Work to complete:
Nothing should differ. Repeat every record as written.

(Dataset items)
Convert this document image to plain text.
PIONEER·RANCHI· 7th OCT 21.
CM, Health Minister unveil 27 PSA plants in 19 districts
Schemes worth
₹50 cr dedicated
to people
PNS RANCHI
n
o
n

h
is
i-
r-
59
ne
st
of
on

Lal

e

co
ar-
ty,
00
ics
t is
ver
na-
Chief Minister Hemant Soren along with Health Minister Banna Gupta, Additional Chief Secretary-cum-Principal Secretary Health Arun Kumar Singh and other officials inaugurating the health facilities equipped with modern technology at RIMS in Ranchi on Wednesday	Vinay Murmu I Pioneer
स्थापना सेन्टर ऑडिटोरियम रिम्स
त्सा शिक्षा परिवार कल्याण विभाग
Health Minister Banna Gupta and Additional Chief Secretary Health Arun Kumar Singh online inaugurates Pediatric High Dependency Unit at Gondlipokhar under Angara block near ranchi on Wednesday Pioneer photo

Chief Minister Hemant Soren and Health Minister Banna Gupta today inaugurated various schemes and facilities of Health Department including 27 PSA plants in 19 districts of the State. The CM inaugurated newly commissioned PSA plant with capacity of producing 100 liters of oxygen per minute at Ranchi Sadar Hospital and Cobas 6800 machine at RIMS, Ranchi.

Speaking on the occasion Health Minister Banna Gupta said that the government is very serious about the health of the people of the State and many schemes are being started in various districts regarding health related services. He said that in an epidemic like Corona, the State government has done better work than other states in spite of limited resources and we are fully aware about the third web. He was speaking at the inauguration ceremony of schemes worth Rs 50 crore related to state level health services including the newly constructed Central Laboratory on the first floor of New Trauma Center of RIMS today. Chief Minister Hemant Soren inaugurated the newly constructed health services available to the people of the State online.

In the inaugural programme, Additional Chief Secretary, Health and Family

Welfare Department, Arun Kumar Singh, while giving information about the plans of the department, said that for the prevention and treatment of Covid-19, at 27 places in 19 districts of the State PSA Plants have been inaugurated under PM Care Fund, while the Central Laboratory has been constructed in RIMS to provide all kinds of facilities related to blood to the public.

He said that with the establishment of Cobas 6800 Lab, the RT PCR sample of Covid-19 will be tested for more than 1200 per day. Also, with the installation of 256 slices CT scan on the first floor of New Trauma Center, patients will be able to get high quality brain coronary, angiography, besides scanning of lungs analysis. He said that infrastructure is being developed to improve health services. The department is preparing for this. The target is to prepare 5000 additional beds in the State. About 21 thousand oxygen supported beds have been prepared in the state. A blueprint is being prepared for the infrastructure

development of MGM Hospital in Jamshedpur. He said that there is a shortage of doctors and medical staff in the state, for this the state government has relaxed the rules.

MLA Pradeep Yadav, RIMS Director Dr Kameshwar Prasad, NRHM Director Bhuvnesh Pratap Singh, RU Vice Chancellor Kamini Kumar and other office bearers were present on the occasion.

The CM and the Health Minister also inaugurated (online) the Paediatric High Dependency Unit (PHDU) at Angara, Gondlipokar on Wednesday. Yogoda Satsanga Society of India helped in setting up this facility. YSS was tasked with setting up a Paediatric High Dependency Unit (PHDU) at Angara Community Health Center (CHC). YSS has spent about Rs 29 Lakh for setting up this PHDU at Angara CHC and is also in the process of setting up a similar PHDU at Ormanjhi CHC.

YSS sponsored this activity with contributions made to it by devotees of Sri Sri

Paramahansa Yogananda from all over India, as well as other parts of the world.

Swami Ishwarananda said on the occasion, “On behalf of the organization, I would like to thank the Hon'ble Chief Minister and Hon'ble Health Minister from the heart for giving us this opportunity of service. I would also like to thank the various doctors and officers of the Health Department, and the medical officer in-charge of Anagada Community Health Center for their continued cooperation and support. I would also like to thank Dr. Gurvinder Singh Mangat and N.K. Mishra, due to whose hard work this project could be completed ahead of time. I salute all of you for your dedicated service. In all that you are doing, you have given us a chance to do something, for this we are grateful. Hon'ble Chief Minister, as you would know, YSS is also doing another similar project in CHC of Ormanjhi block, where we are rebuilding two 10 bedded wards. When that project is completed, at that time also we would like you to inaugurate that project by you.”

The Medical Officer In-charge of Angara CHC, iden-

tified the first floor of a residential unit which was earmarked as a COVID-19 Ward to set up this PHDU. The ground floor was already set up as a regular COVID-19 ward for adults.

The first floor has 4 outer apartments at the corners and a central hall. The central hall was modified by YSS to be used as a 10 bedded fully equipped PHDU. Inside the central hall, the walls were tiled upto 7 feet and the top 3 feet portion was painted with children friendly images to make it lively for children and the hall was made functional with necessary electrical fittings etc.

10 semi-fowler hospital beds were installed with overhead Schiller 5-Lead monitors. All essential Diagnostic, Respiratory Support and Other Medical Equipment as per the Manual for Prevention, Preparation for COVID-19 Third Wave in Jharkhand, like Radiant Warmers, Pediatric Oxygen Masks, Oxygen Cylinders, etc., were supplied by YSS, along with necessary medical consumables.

Response to the task:
Convert this document image to plain text.
PIONEER·RANCHI· 7th OCT 21.
CM, Health Minister unveil 27 PSA plants in 19 districts
Schemes worth
₹50 cr dedicated
to people
PNS RANCHI
n
o
n

h
is
i-
r-
59
ne
st
of
on

Lal

e

co
ar-
ty,
00
ics
t is
ver
na-
Chief Minister Hemant Soren along with Health Minister Banna Gupta, Additional Chief Secretary-cum-Principal Secretary Health Arun Kumar Singh and other officials inaugurating the health facilities equipped with modern technology at RIMS in Ranchi on Wednesday	Vinay Murmu I Pioneer
स्थापना सेन्टर ऑडिटोरियम रिम्स
त्सा शिक्षा परिवार कल्याण विभाग
Health Minister Banna Gupta and Additional Chief Secretary Health Arun Kumar Singh online inaugurates Pediatric High Dependency Unit at Gondlipokhar under Angara block near ranchi on Wednesday Pioneer photo

Chief Minister Hemant Soren and Health Minister Banna Gupta today inaugurated various schemes and facilities of Health Department including 27 PSA plants in 19 districts of the State. The CM inaugurated newly commissioned PSA plant with capacity of producing 100 liters of oxygen per minute at Ranchi Sadar Hospital and Cobas 6800 machine at RIMS, Ranchi.

Speaking on the occasion Health Minister Banna Gupta said that the government is very serious about the health of the people of the State and many schemes are being started in various districts regarding health related services. He said that in an epidemic like Corona, the State government has done better work than other states in spite of limited resources and we are fully aware about the third web. He was speaking at the inauguration ceremony of schemes worth Rs 50 crore related to state level health services including the newly constructed Central Laboratory on the first floor of New Trauma Center of RIMS today. Chief Minister Hemant Soren inaugurated the newly constructed health services available to the people of the State online.

In the inaugural programme, Additional Chief Secretary, Health and Family

Welfare Department, Arun Kumar Singh, while giving information about the plans of the department, said that for the prevention and treatment of Covid-19, at 27 places in 19 districts of the State PSA Plants have been inaugurated under PM Care Fund, while the Central Laboratory has been constructed in RIMS to provide all kinds of facilities related to blood to the public.

He said that with the establishment of Cobas 6800 Lab, the RT PCR sample of Covid-19 will be tested for more than 1200 per day. Also, with the installation of 256 slices CT scan on the first floor of New Trauma Center, patients will be able to get high quality brain coronary, angiography, besides scanning of lungs analysis. He said that infrastructure is being developed to improve health services. The department is preparing for this. The target is to prepare 5000 additional beds in the State. About 21 thousand oxygen supported beds have been prepared in the state. A blueprint is being prepared for the infrastructure

development of MGM Hospital in Jamshedpur. He said that there is a shortage of doctors and medical staff in the state, for this the state government has relaxed the rules.

MLA Pradeep Yadav, RIMS Director Dr Kameshwar Prasad, NRHM Director Bhuvnesh Pratap Singh, RU Vice Chancellor Kamini Kumar and other office bearers were present on the occasion.

The CM and the Health Minister also inaugurated (online) the Paediatric High Dependency Unit (PHDU) at Angara, Gondlipokar on Wednesday. Yogoda Satsanga Society of India helped in setting up this facility. YSS was tasked with setting up a Paediatric High Dependency Unit (PHDU) at Angara Community Health Center (CHC). YSS has spent about Rs 29 Lakh for setting up this PHDU at Angara CHC and is also in the process of setting up a similar PHDU at Ormanjhi CHC.

YSS sponsored this activity with contributions made to it by devotees of Sri Sri

Paramahansa Yogananda from all over India, as well as other parts of the world.

Swami Ishwarananda said on the occasion, “On behalf of the organization, I would like to thank the Hon'ble Chief Minister and Hon'ble Health Minister from the heart for giving us this opportunity of service. I would also like to thank the various doctors and officers of the Health Department, and the medical officer in-charge of Anagada Community Health Center for their continued cooperation and support. I would also like to thank Dr. Gurvinder Singh Mangat and N.K. Mishra, due to whose hard work this project could be completed ahead of time. I salute all of you for your dedicated service. In all that you are doing, you have given us a chance to do something, for this we are grateful. Hon'ble Chief Minister, as you would know, YSS is also doing another similar project in CHC of Ormanjhi block, where we are rebuilding two 10 bedded wards. When that project is completed, at that time also we would like you to inaugurate that project by you.”

The Medical Officer In-charge of Angara CHC, iden-

tified the first floor of a residential unit which was earmarked as a COVID-19 Ward to set up this PHDU. The ground floor was already set up as a regular COVID-19 ward for adults.

The first floor has 4 outer apartments at the corners and a central hall. The central hall was modified by YSS to be used as a 10 bedded fully equipped PHDU. Inside the central hall, the walls were tiled upto 7 feet and the top 3 feet portion was painted with children friendly images to make it lively for children and the hall was made functional with necessary electrical fittings etc.

10 semi-fowler hospital beds were installed with overhead Schiller 5-Lead monitors. All essential Diagnostic, Respiratory Support and Other Medical Equipment as per the Manual for Prevention, Preparation for COVID-19 Third Wave in Jharkhand, like Radiant Warmers, Pediatric Oxygen Masks, Oxygen Cylinders, etc., were supplied by YSS, along with necessary medical consumables.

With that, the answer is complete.